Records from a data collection
────────

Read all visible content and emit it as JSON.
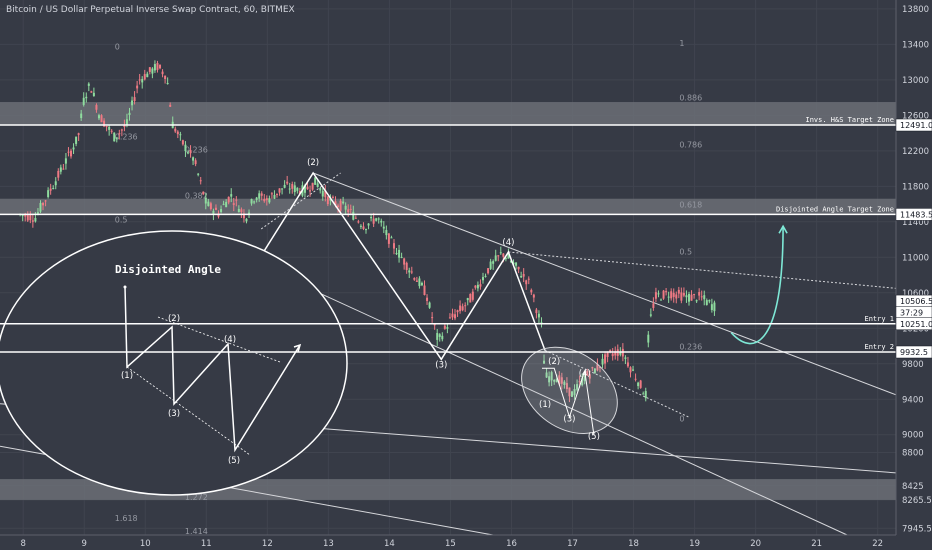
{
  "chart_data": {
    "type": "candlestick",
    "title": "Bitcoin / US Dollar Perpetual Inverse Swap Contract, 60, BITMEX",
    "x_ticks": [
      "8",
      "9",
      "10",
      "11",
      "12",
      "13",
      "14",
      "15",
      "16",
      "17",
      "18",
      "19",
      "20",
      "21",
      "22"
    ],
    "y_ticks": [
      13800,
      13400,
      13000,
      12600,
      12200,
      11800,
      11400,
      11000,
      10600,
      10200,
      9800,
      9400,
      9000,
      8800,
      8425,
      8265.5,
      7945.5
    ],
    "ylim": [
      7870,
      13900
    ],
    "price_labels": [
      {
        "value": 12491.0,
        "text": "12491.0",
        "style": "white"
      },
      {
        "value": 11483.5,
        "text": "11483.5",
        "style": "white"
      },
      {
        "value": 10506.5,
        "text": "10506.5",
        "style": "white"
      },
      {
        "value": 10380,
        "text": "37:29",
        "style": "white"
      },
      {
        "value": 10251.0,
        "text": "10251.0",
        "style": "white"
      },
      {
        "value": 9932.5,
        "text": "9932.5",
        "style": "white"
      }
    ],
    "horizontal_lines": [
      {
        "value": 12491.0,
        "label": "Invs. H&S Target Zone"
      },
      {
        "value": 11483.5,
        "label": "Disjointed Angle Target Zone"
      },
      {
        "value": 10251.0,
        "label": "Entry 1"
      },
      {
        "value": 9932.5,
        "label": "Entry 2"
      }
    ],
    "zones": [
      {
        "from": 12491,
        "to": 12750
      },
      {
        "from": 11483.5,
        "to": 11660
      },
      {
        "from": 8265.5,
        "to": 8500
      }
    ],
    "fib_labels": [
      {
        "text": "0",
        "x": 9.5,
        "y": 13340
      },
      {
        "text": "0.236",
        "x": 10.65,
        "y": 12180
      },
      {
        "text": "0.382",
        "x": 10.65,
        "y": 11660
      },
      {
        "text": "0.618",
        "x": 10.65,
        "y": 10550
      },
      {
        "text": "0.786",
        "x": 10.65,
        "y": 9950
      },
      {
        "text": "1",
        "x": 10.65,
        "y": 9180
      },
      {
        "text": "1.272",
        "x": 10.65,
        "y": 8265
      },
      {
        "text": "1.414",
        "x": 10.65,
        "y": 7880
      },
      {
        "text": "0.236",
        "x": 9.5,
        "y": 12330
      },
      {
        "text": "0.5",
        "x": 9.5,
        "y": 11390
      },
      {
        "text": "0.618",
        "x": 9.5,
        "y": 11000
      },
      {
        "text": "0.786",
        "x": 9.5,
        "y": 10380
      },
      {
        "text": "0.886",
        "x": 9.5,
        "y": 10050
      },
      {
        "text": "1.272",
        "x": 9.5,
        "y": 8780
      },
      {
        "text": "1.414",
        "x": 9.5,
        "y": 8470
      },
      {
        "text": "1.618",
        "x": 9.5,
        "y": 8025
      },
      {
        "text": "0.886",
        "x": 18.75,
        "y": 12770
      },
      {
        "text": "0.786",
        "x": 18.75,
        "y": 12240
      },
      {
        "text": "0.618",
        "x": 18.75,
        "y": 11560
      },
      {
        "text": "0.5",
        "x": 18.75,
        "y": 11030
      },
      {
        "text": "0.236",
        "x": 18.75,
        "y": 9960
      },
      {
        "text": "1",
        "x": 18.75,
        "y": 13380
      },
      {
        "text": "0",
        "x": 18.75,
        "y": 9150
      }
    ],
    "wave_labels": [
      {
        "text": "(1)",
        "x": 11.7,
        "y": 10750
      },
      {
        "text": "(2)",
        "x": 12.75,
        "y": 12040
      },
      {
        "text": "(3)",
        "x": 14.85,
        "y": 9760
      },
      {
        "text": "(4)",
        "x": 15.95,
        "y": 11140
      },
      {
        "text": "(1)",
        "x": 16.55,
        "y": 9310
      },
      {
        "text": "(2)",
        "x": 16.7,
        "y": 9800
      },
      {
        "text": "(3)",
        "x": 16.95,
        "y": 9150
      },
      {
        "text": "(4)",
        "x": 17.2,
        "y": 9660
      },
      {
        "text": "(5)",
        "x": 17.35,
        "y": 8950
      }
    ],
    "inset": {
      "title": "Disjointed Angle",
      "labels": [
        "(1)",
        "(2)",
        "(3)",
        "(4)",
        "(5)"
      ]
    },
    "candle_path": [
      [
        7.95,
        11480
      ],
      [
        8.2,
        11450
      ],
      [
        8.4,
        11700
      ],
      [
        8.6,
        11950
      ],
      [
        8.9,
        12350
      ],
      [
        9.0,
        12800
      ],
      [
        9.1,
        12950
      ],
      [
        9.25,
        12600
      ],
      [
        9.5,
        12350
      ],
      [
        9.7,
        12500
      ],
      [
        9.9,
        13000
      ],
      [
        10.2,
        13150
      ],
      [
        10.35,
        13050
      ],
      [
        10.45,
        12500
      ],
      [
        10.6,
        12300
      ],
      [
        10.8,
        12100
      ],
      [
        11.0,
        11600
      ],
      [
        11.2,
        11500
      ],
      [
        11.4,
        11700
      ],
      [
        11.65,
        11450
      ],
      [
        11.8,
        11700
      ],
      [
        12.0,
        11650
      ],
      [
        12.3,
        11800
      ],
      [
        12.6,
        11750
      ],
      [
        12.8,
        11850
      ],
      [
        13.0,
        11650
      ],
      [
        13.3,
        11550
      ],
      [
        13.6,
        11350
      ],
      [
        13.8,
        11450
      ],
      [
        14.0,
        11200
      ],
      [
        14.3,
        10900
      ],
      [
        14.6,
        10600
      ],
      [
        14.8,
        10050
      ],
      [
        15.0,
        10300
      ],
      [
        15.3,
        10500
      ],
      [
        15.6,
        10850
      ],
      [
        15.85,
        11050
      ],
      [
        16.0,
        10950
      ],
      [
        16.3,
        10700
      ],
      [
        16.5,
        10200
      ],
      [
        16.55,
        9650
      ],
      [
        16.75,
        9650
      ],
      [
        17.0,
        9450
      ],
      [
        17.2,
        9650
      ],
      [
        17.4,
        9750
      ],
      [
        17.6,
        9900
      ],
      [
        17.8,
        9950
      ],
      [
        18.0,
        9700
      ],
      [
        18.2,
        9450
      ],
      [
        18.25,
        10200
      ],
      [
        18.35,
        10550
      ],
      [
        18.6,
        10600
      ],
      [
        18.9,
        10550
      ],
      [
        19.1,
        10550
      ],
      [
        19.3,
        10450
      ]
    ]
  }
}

────────

=== Aim of the task ===
Reproduce every line precisely as given, omitting all pictures.

=== Full answer ===
Read all visible content and emit it as JSON.
{
  "chart_data": {
    "type": "candlestick",
    "title": "Bitcoin / US Dollar Perpetual Inverse Swap Contract, 60, BITMEX",
    "x_ticks": [
      "8",
      "9",
      "10",
      "11",
      "12",
      "13",
      "14",
      "15",
      "16",
      "17",
      "18",
      "19",
      "20",
      "21",
      "22"
    ],
    "y_ticks": [
      13800,
      13400,
      13000,
      12600,
      12200,
      11800,
      11400,
      11000,
      10600,
      10200,
      9800,
      9400,
      9000,
      8800,
      8425,
      8265.5,
      7945.5
    ],
    "ylim": [
      7870,
      13900
    ],
    "price_labels": [
      {
        "value": 12491.0,
        "text": "12491.0",
        "style": "white"
      },
      {
        "value": 11483.5,
        "text": "11483.5",
        "style": "white"
      },
      {
        "value": 10506.5,
        "text": "10506.5",
        "style": "white"
      },
      {
        "value": 10380,
        "text": "37:29",
        "style": "white"
      },
      {
        "value": 10251.0,
        "text": "10251.0",
        "style": "white"
      },
      {
        "value": 9932.5,
        "text": "9932.5",
        "style": "white"
      }
    ],
    "horizontal_lines": [
      {
        "value": 12491.0,
        "label": "Invs. H&S Target Zone"
      },
      {
        "value": 11483.5,
        "label": "Disjointed Angle Target Zone"
      },
      {
        "value": 10251.0,
        "label": "Entry 1"
      },
      {
        "value": 9932.5,
        "label": "Entry 2"
      }
    ],
    "zones": [
      {
        "from": 12491,
        "to": 12750
      },
      {
        "from": 11483.5,
        "to": 11660
      },
      {
        "from": 8265.5,
        "to": 8500
      }
    ],
    "fib_labels": [
      {
        "text": "0",
        "x": 9.5,
        "y": 13340
      },
      {
        "text": "0.236",
        "x": 10.65,
        "y": 12180
      },
      {
        "text": "0.382",
        "x": 10.65,
        "y": 11660
      },
      {
        "text": "0.618",
        "x": 10.65,
        "y": 10550
      },
      {
        "text": "0.786",
        "x": 10.65,
        "y": 9950
      },
      {
        "text": "1",
        "x": 10.65,
        "y": 9180
      },
      {
        "text": "1.272",
        "x": 10.65,
        "y": 8265
      },
      {
        "text": "1.414",
        "x": 10.65,
        "y": 7880
      },
      {
        "text": "0.236",
        "x": 9.5,
        "y": 12330
      },
      {
        "text": "0.5",
        "x": 9.5,
        "y": 11390
      },
      {
        "text": "0.618",
        "x": 9.5,
        "y": 11000
      },
      {
        "text": "0.786",
        "x": 9.5,
        "y": 10380
      },
      {
        "text": "0.886",
        "x": 9.5,
        "y": 10050
      },
      {
        "text": "1.272",
        "x": 9.5,
        "y": 8780
      },
      {
        "text": "1.414",
        "x": 9.5,
        "y": 8470
      },
      {
        "text": "1.618",
        "x": 9.5,
        "y": 8025
      },
      {
        "text": "0.886",
        "x": 18.75,
        "y": 12770
      },
      {
        "text": "0.786",
        "x": 18.75,
        "y": 12240
      },
      {
        "text": "0.618",
        "x": 18.75,
        "y": 11560
      },
      {
        "text": "0.5",
        "x": 18.75,
        "y": 11030
      },
      {
        "text": "0.236",
        "x": 18.75,
        "y": 9960
      },
      {
        "text": "1",
        "x": 18.75,
        "y": 13380
      },
      {
        "text": "0",
        "x": 18.75,
        "y": 9150
      }
    ],
    "wave_labels": [
      {
        "text": "(1)",
        "x": 11.7,
        "y": 10750
      },
      {
        "text": "(2)",
        "x": 12.75,
        "y": 12040
      },
      {
        "text": "(3)",
        "x": 14.85,
        "y": 9760
      },
      {
        "text": "(4)",
        "x": 15.95,
        "y": 11140
      },
      {
        "text": "(1)",
        "x": 16.55,
        "y": 9310
      },
      {
        "text": "(2)",
        "x": 16.7,
        "y": 9800
      },
      {
        "text": "(3)",
        "x": 16.95,
        "y": 9150
      },
      {
        "text": "(4)",
        "x": 17.2,
        "y": 9660
      },
      {
        "text": "(5)",
        "x": 17.35,
        "y": 8950
      }
    ],
    "inset": {
      "title": "Disjointed Angle",
      "labels": [
        "(1)",
        "(2)",
        "(3)",
        "(4)",
        "(5)"
      ]
    },
    "candle_path": [
      [
        7.95,
        11480
      ],
      [
        8.2,
        11450
      ],
      [
        8.4,
        11700
      ],
      [
        8.6,
        11950
      ],
      [
        8.9,
        12350
      ],
      [
        9.0,
        12800
      ],
      [
        9.1,
        12950
      ],
      [
        9.25,
        12600
      ],
      [
        9.5,
        12350
      ],
      [
        9.7,
        12500
      ],
      [
        9.9,
        13000
      ],
      [
        10.2,
        13150
      ],
      [
        10.35,
        13050
      ],
      [
        10.45,
        12500
      ],
      [
        10.6,
        12300
      ],
      [
        10.8,
        12100
      ],
      [
        11.0,
        11600
      ],
      [
        11.2,
        11500
      ],
      [
        11.4,
        11700
      ],
      [
        11.65,
        11450
      ],
      [
        11.8,
        11700
      ],
      [
        12.0,
        11650
      ],
      [
        12.3,
        11800
      ],
      [
        12.6,
        11750
      ],
      [
        12.8,
        11850
      ],
      [
        13.0,
        11650
      ],
      [
        13.3,
        11550
      ],
      [
        13.6,
        11350
      ],
      [
        13.8,
        11450
      ],
      [
        14.0,
        11200
      ],
      [
        14.3,
        10900
      ],
      [
        14.6,
        10600
      ],
      [
        14.8,
        10050
      ],
      [
        15.0,
        10300
      ],
      [
        15.3,
        10500
      ],
      [
        15.6,
        10850
      ],
      [
        15.85,
        11050
      ],
      [
        16.0,
        10950
      ],
      [
        16.3,
        10700
      ],
      [
        16.5,
        10200
      ],
      [
        16.55,
        9650
      ],
      [
        16.75,
        9650
      ],
      [
        17.0,
        9450
      ],
      [
        17.2,
        9650
      ],
      [
        17.4,
        9750
      ],
      [
        17.6,
        9900
      ],
      [
        17.8,
        9950
      ],
      [
        18.0,
        9700
      ],
      [
        18.2,
        9450
      ],
      [
        18.25,
        10200
      ],
      [
        18.35,
        10550
      ],
      [
        18.6,
        10600
      ],
      [
        18.9,
        10550
      ],
      [
        19.1,
        10550
      ],
      [
        19.3,
        10450
      ]
    ]
  }
}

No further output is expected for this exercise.